Dataset content:
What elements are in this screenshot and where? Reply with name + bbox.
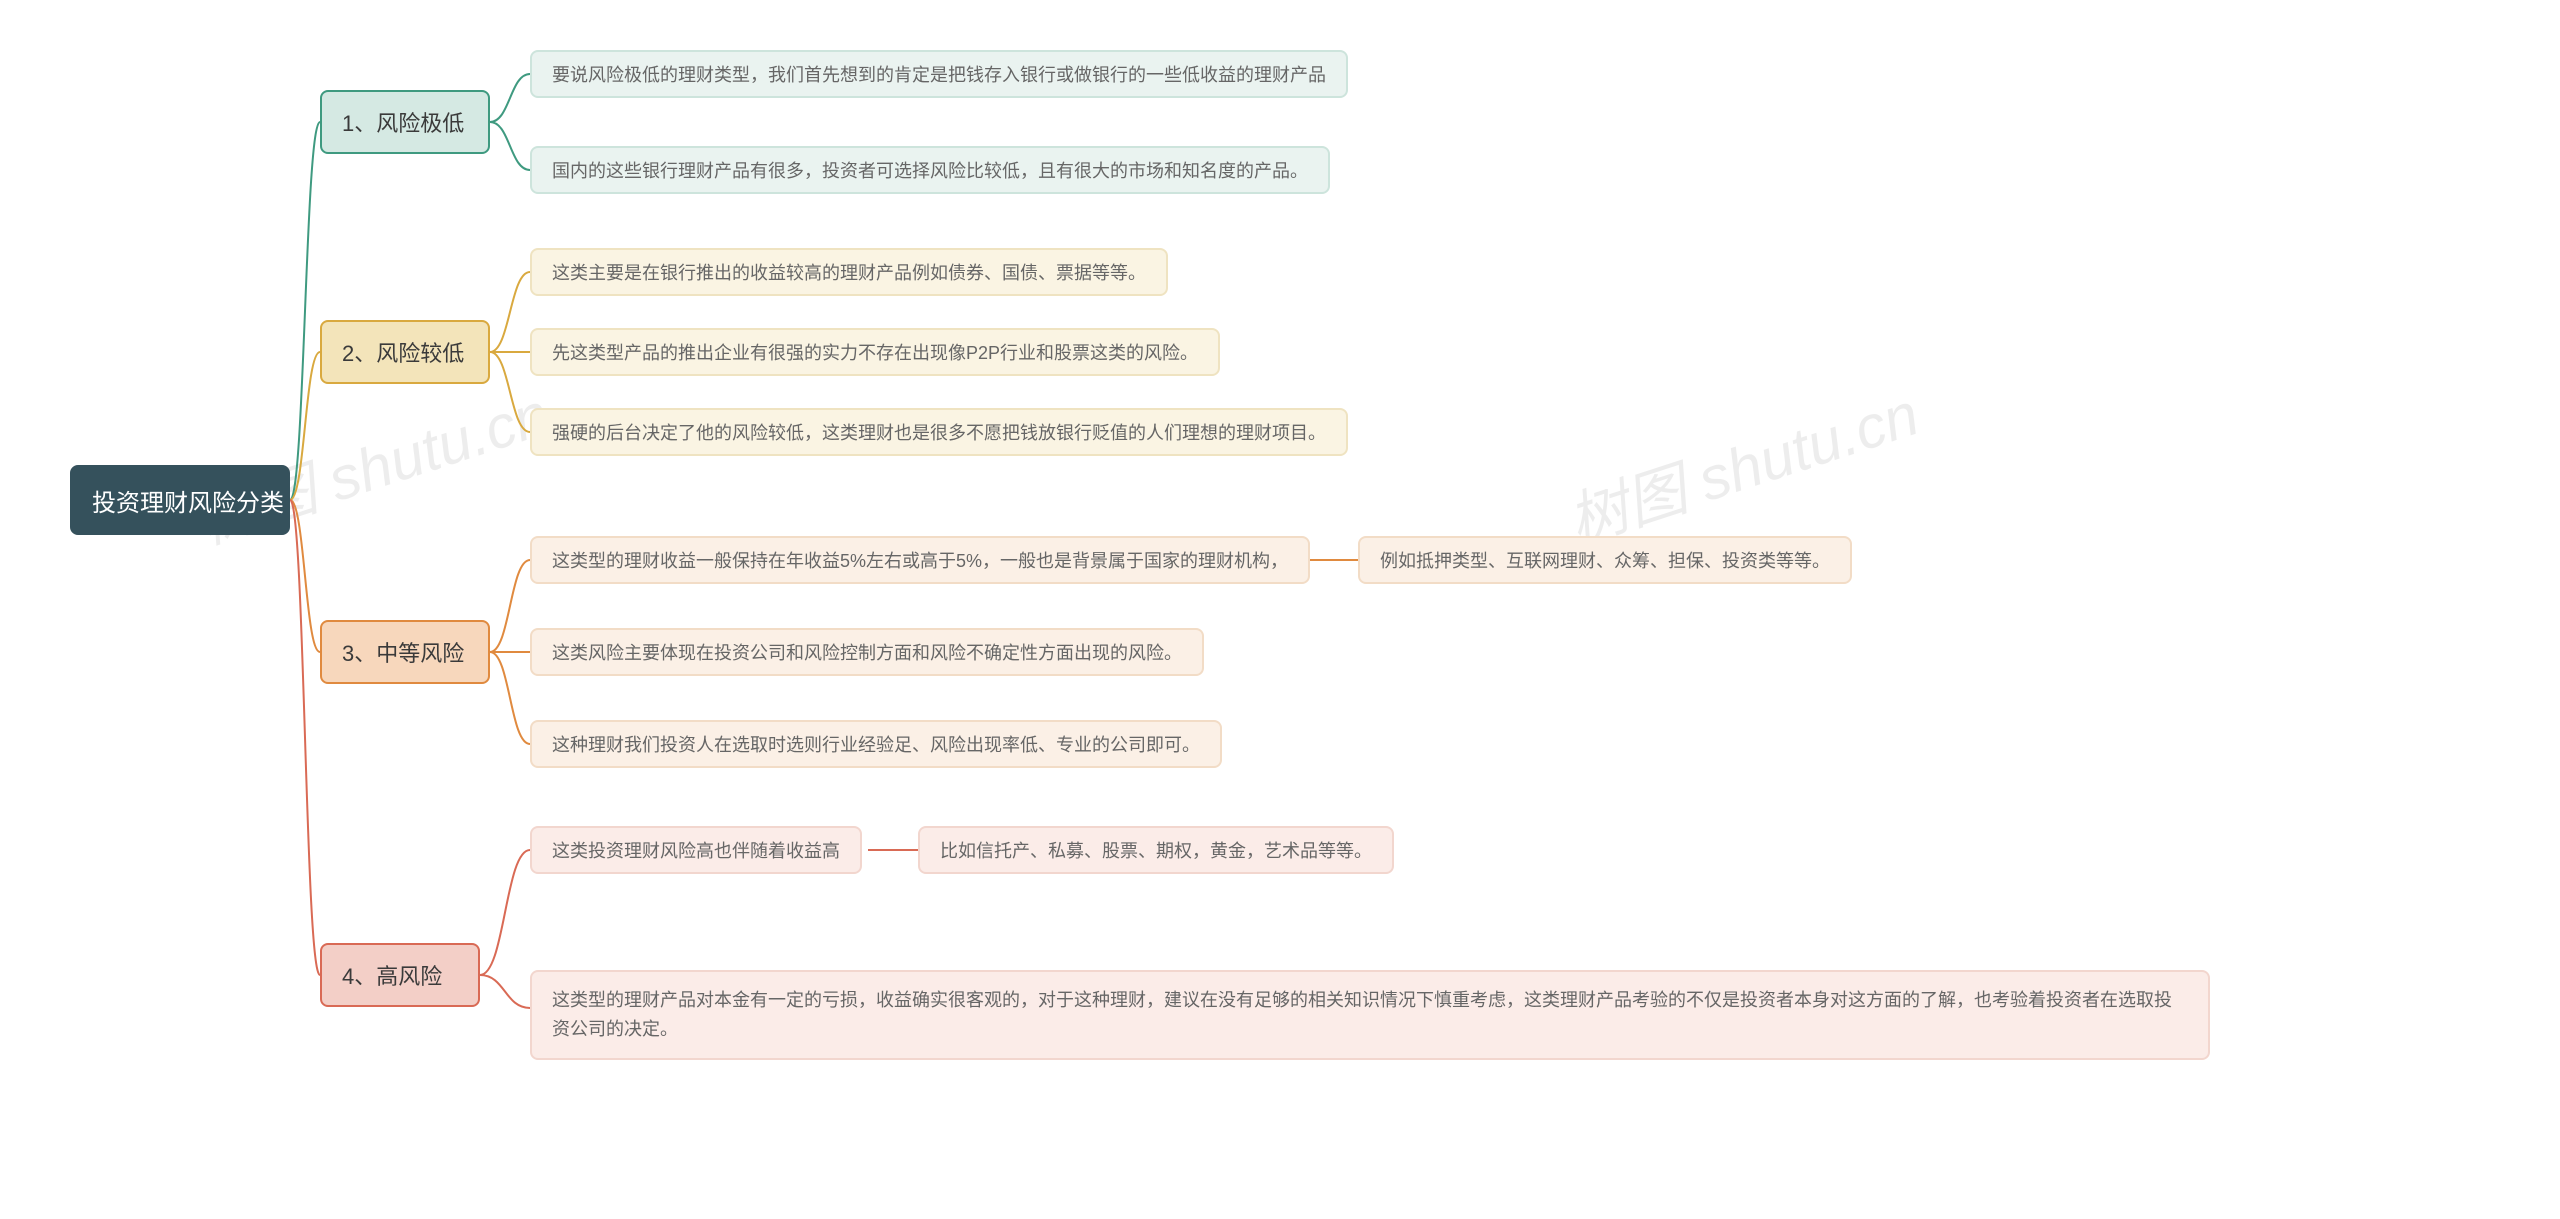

...

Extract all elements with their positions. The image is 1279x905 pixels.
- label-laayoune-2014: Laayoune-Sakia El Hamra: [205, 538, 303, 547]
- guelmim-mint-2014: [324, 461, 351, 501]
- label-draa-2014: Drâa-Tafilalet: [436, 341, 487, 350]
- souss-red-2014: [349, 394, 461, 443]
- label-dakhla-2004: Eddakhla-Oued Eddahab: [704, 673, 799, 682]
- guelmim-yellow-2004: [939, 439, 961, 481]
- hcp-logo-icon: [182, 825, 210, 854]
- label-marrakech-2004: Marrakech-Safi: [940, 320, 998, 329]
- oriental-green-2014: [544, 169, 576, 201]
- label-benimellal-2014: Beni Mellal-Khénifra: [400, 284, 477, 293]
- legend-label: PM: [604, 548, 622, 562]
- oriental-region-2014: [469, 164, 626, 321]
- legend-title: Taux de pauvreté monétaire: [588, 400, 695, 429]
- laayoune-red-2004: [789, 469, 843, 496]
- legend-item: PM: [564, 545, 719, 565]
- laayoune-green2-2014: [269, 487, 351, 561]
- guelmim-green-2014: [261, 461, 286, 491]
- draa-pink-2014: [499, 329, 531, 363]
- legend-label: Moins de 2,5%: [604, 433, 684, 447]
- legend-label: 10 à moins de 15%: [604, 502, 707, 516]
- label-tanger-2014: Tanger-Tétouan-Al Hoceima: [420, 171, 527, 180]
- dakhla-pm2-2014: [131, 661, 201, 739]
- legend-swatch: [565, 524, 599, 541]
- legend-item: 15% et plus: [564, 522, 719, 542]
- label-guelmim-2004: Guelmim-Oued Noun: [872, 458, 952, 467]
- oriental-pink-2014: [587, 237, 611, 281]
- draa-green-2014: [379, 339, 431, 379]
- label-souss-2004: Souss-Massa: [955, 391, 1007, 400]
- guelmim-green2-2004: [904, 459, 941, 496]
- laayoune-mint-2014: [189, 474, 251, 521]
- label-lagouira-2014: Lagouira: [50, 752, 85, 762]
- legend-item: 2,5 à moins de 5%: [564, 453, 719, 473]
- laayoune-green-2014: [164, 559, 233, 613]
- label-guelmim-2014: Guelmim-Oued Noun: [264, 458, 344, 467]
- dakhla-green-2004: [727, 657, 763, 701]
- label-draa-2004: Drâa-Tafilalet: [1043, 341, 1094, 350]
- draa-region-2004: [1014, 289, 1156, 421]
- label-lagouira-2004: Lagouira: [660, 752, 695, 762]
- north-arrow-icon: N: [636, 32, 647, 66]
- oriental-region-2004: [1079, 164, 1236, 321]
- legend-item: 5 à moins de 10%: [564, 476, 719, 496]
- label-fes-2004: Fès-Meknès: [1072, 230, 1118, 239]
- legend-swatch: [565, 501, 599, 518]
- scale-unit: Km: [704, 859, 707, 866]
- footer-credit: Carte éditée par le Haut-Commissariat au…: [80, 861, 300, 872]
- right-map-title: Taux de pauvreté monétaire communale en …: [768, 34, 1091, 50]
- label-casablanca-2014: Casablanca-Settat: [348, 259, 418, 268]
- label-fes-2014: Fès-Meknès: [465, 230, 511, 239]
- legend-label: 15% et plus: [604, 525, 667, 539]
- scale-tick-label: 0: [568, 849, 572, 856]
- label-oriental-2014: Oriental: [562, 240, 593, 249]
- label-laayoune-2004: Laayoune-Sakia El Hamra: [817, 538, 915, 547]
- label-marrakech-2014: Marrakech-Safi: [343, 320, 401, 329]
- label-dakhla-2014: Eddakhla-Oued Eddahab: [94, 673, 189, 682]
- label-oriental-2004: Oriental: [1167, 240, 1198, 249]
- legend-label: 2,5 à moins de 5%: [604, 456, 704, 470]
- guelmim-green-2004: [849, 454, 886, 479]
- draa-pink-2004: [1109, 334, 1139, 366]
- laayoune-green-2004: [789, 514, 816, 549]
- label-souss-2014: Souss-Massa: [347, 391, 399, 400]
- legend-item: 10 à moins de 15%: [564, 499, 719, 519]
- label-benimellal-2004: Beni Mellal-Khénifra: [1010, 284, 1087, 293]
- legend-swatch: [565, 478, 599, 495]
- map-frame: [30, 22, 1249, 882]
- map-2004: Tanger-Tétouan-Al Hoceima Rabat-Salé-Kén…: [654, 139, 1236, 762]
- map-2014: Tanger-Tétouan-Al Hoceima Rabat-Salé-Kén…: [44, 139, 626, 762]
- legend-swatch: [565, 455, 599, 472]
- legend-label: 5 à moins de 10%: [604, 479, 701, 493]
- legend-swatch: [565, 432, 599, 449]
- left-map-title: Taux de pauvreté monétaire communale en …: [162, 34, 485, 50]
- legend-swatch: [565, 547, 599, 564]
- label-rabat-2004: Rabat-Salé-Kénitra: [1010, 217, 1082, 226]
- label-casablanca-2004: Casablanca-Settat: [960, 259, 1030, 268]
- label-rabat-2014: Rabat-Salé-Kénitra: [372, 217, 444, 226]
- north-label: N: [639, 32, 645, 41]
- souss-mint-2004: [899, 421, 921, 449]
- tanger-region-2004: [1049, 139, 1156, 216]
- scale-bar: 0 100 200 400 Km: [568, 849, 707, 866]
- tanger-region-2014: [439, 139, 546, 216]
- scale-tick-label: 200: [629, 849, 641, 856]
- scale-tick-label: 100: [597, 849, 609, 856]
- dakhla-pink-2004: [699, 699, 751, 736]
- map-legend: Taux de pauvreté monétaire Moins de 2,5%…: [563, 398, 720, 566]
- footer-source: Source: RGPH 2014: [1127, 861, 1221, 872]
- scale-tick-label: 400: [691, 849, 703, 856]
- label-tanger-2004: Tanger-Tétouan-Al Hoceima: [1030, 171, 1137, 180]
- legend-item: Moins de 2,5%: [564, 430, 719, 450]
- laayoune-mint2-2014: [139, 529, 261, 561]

Task goal: Extract the rows verbatim, starting with the line containing "Extract all elements" and going on through the line containing "- legend-title: Taux".

Solution below:
Extract all elements with their positions. The image is 1279x905 pixels.
- label-laayoune-2014: Laayoune-Sakia El Hamra: [205, 538, 303, 547]
- guelmim-mint-2014: [324, 461, 351, 501]
- label-draa-2014: Drâa-Tafilalet: [436, 341, 487, 350]
- souss-red-2014: [349, 394, 461, 443]
- label-dakhla-2004: Eddakhla-Oued Eddahab: [704, 673, 799, 682]
- guelmim-yellow-2004: [939, 439, 961, 481]
- hcp-logo-icon: [182, 825, 210, 854]
- label-marrakech-2004: Marrakech-Safi: [940, 320, 998, 329]
- oriental-green-2014: [544, 169, 576, 201]
- label-benimellal-2014: Beni Mellal-Khénifra: [400, 284, 477, 293]
- legend-label: PM: [604, 548, 622, 562]
- oriental-region-2014: [469, 164, 626, 321]
- legend-title: Taux de pauvreté monétaire: [588, 400, 695, 429]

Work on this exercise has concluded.